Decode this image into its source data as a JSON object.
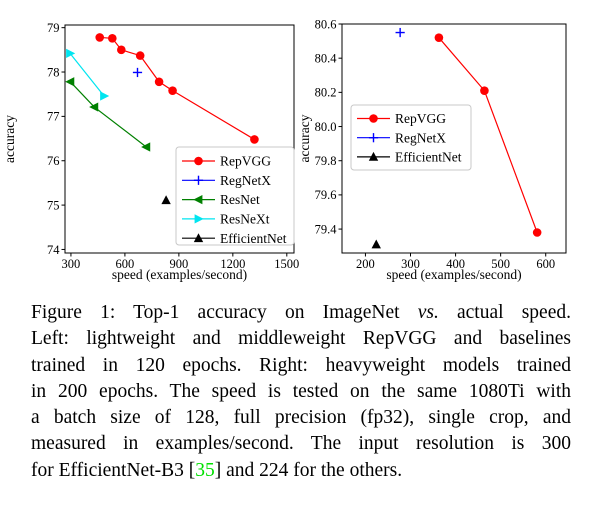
{
  "figure": {
    "caption_lines": [
      [
        {
          "t": "Figure 1:  Top-1 accuracy on ImageNet "
        },
        {
          "t": "vs.",
          "s": "i"
        },
        {
          "t": " actual speed."
        }
      ],
      [
        {
          "t": "Left: lightweight and middleweight RepVGG and baselines"
        }
      ],
      [
        {
          "t": "trained in 120 epochs.  Right: heavyweight models trained"
        }
      ],
      [
        {
          "t": "in 200 epochs. The speed is tested on the same 1080Ti with"
        }
      ],
      [
        {
          "t": "a batch size of 128, full precision (fp32), single crop, and"
        }
      ],
      [
        {
          "t": "measured in examples/second.  The input resolution is 300"
        }
      ],
      [
        {
          "t": "for EfficientNet-B3 ["
        },
        {
          "t": "35",
          "s": "g"
        },
        {
          "t": "] and 224 for the others."
        }
      ]
    ],
    "citation_ref": "35",
    "citation_color": "#00e000"
  },
  "chart_data": [
    {
      "type": "line",
      "panel": "left",
      "title": "",
      "xlabel": "speed (examples/second)",
      "ylabel": "accuracy",
      "xlim": [
        267,
        1540
      ],
      "ylim": [
        73.92,
        79.06
      ],
      "xticks": [
        300,
        600,
        900,
        1200,
        1500
      ],
      "xtick_labels": [
        "300",
        "600",
        "900",
        "1200",
        "1500"
      ],
      "yticks": [
        74,
        75,
        76,
        77,
        78,
        79
      ],
      "ytick_labels": [
        "74",
        "75",
        "76",
        "77",
        "78",
        "79"
      ],
      "grid": false,
      "legend_position": "lower right",
      "series": [
        {
          "name": "RepVGG",
          "color": "#ff0000",
          "marker": "circle",
          "line": true,
          "points": [
            [
              460,
              78.78
            ],
            [
              530,
              78.76
            ],
            [
              580,
              78.5
            ],
            [
              685,
              78.37
            ],
            [
              790,
              77.78
            ],
            [
              865,
              77.58
            ],
            [
              1320,
              76.48
            ]
          ]
        },
        {
          "name": "RegNetX",
          "color": "#0000ff",
          "marker": "plus",
          "line": true,
          "points": [
            [
              670,
              77.99
            ]
          ]
        },
        {
          "name": "ResNet",
          "color": "#008000",
          "marker": "triangle-left",
          "line": true,
          "points": [
            [
              297,
              77.78
            ],
            [
              430,
              77.21
            ],
            [
              719,
              76.31
            ]
          ]
        },
        {
          "name": "ResNeXt",
          "color": "#00e5f0",
          "marker": "triangle-right",
          "line": true,
          "points": [
            [
              295,
              78.42
            ],
            [
              484,
              77.46
            ]
          ]
        },
        {
          "name": "EfficientNet",
          "color": "#000000",
          "marker": "triangle-up",
          "line": true,
          "points": [
            [
              829,
              75.11
            ]
          ]
        }
      ]
    },
    {
      "type": "line",
      "panel": "right",
      "title": "",
      "xlabel": "speed (examples/second)",
      "ylabel": "accuracy",
      "xlim": [
        148,
        645
      ],
      "ylim": [
        79.26,
        80.6
      ],
      "xticks": [
        200,
        300,
        400,
        500,
        600
      ],
      "xtick_labels": [
        "200",
        "300",
        "400",
        "500",
        "600"
      ],
      "yticks": [
        79.4,
        79.6,
        79.8,
        80.0,
        80.2,
        80.4,
        80.6
      ],
      "ytick_labels": [
        "79.4",
        "79.6",
        "79.8",
        "80.0",
        "80.2",
        "80.4",
        "80.6"
      ],
      "grid": false,
      "legend_position": "center left",
      "series": [
        {
          "name": "RepVGG",
          "color": "#ff0000",
          "marker": "circle",
          "line": true,
          "points": [
            [
              363,
              80.52
            ],
            [
              464,
              80.21
            ],
            [
              581,
              79.38
            ]
          ]
        },
        {
          "name": "RegNetX",
          "color": "#0000ff",
          "marker": "plus",
          "line": true,
          "points": [
            [
              277,
              80.55
            ]
          ]
        },
        {
          "name": "EfficientNet",
          "color": "#000000",
          "marker": "triangle-up",
          "line": true,
          "points": [
            [
              224,
              79.31
            ]
          ]
        }
      ]
    }
  ]
}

● ● ● ●

● **Your goal**: Transcribe the records above verbatim. Do not carry over any picture.

● **Solved exercise**:
Decode this image into its source data as a JSON object.
{
  "figure": {
    "caption_lines": [
      [
        {
          "t": "Figure 1:  Top-1 accuracy on ImageNet "
        },
        {
          "t": "vs.",
          "s": "i"
        },
        {
          "t": " actual speed."
        }
      ],
      [
        {
          "t": "Left: lightweight and middleweight RepVGG and baselines"
        }
      ],
      [
        {
          "t": "trained in 120 epochs.  Right: heavyweight models trained"
        }
      ],
      [
        {
          "t": "in 200 epochs. The speed is tested on the same 1080Ti with"
        }
      ],
      [
        {
          "t": "a batch size of 128, full precision (fp32), single crop, and"
        }
      ],
      [
        {
          "t": "measured in examples/second.  The input resolution is 300"
        }
      ],
      [
        {
          "t": "for EfficientNet-B3 ["
        },
        {
          "t": "35",
          "s": "g"
        },
        {
          "t": "] and 224 for the others."
        }
      ]
    ],
    "citation_ref": "35",
    "citation_color": "#00e000"
  },
  "chart_data": [
    {
      "type": "line",
      "panel": "left",
      "title": "",
      "xlabel": "speed (examples/second)",
      "ylabel": "accuracy",
      "xlim": [
        267,
        1540
      ],
      "ylim": [
        73.92,
        79.06
      ],
      "xticks": [
        300,
        600,
        900,
        1200,
        1500
      ],
      "xtick_labels": [
        "300",
        "600",
        "900",
        "1200",
        "1500"
      ],
      "yticks": [
        74,
        75,
        76,
        77,
        78,
        79
      ],
      "ytick_labels": [
        "74",
        "75",
        "76",
        "77",
        "78",
        "79"
      ],
      "grid": false,
      "legend_position": "lower right",
      "series": [
        {
          "name": "RepVGG",
          "color": "#ff0000",
          "marker": "circle",
          "line": true,
          "points": [
            [
              460,
              78.78
            ],
            [
              530,
              78.76
            ],
            [
              580,
              78.5
            ],
            [
              685,
              78.37
            ],
            [
              790,
              77.78
            ],
            [
              865,
              77.58
            ],
            [
              1320,
              76.48
            ]
          ]
        },
        {
          "name": "RegNetX",
          "color": "#0000ff",
          "marker": "plus",
          "line": true,
          "points": [
            [
              670,
              77.99
            ]
          ]
        },
        {
          "name": "ResNet",
          "color": "#008000",
          "marker": "triangle-left",
          "line": true,
          "points": [
            [
              297,
              77.78
            ],
            [
              430,
              77.21
            ],
            [
              719,
              76.31
            ]
          ]
        },
        {
          "name": "ResNeXt",
          "color": "#00e5f0",
          "marker": "triangle-right",
          "line": true,
          "points": [
            [
              295,
              78.42
            ],
            [
              484,
              77.46
            ]
          ]
        },
        {
          "name": "EfficientNet",
          "color": "#000000",
          "marker": "triangle-up",
          "line": true,
          "points": [
            [
              829,
              75.11
            ]
          ]
        }
      ]
    },
    {
      "type": "line",
      "panel": "right",
      "title": "",
      "xlabel": "speed (examples/second)",
      "ylabel": "accuracy",
      "xlim": [
        148,
        645
      ],
      "ylim": [
        79.26,
        80.6
      ],
      "xticks": [
        200,
        300,
        400,
        500,
        600
      ],
      "xtick_labels": [
        "200",
        "300",
        "400",
        "500",
        "600"
      ],
      "yticks": [
        79.4,
        79.6,
        79.8,
        80.0,
        80.2,
        80.4,
        80.6
      ],
      "ytick_labels": [
        "79.4",
        "79.6",
        "79.8",
        "80.0",
        "80.2",
        "80.4",
        "80.6"
      ],
      "grid": false,
      "legend_position": "center left",
      "series": [
        {
          "name": "RepVGG",
          "color": "#ff0000",
          "marker": "circle",
          "line": true,
          "points": [
            [
              363,
              80.52
            ],
            [
              464,
              80.21
            ],
            [
              581,
              79.38
            ]
          ]
        },
        {
          "name": "RegNetX",
          "color": "#0000ff",
          "marker": "plus",
          "line": true,
          "points": [
            [
              277,
              80.55
            ]
          ]
        },
        {
          "name": "EfficientNet",
          "color": "#000000",
          "marker": "triangle-up",
          "line": true,
          "points": [
            [
              224,
              79.31
            ]
          ]
        }
      ]
    }
  ]
}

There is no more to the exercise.